§ **JOB**
Single out each line with the word "理論学習" and copy it.

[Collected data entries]
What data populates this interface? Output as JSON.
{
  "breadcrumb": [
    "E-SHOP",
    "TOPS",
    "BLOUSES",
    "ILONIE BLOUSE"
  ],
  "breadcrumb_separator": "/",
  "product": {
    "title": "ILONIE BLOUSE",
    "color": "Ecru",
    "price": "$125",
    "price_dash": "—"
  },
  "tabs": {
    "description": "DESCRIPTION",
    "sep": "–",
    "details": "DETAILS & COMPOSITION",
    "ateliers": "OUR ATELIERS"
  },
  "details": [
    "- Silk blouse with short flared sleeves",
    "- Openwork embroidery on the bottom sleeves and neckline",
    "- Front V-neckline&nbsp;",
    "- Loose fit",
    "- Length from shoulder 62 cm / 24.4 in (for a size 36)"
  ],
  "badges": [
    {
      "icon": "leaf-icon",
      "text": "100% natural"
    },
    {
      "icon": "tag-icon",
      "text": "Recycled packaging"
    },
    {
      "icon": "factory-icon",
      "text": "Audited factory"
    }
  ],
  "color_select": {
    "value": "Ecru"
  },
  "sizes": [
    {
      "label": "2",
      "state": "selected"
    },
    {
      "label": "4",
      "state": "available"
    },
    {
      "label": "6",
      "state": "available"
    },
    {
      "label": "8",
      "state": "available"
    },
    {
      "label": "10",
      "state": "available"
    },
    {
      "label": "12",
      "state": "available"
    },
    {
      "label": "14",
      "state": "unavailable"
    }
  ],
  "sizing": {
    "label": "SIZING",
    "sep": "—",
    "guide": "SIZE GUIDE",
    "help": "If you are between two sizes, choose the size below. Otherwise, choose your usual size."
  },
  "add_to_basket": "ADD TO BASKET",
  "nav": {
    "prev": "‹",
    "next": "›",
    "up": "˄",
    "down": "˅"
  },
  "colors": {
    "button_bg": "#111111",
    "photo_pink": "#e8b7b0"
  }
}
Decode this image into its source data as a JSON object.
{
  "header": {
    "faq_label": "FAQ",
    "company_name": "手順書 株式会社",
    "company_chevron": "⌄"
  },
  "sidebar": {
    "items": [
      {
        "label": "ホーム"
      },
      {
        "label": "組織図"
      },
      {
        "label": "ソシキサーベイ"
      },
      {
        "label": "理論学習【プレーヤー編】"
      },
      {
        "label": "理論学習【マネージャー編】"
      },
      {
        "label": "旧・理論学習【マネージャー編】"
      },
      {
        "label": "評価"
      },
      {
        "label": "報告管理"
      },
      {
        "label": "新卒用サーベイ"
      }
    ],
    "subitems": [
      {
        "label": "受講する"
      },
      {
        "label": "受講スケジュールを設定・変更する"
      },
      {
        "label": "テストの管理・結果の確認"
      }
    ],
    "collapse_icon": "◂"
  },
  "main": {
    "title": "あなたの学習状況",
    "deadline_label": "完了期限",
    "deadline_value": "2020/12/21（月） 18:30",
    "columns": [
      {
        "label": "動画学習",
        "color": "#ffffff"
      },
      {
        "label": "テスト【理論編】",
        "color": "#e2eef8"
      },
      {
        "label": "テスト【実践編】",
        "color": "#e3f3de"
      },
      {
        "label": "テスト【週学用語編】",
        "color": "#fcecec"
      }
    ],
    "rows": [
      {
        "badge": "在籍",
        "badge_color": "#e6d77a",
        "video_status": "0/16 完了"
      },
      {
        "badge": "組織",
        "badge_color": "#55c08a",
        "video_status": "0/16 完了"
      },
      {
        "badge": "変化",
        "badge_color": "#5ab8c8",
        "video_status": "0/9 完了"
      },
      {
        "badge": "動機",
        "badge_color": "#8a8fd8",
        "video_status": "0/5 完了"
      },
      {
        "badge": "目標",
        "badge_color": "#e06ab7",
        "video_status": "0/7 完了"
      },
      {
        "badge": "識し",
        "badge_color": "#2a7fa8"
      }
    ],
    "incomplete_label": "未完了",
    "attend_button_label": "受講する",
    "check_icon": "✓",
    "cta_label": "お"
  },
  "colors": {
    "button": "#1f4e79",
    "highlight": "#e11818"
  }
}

§ **ANSWER FOR THIS EXERCISE**
        "label": "理論学習【プレーヤー編】"
        "label": "理論学習【マネージャー編】"
        "label": "旧・理論学習【マネージャー編】"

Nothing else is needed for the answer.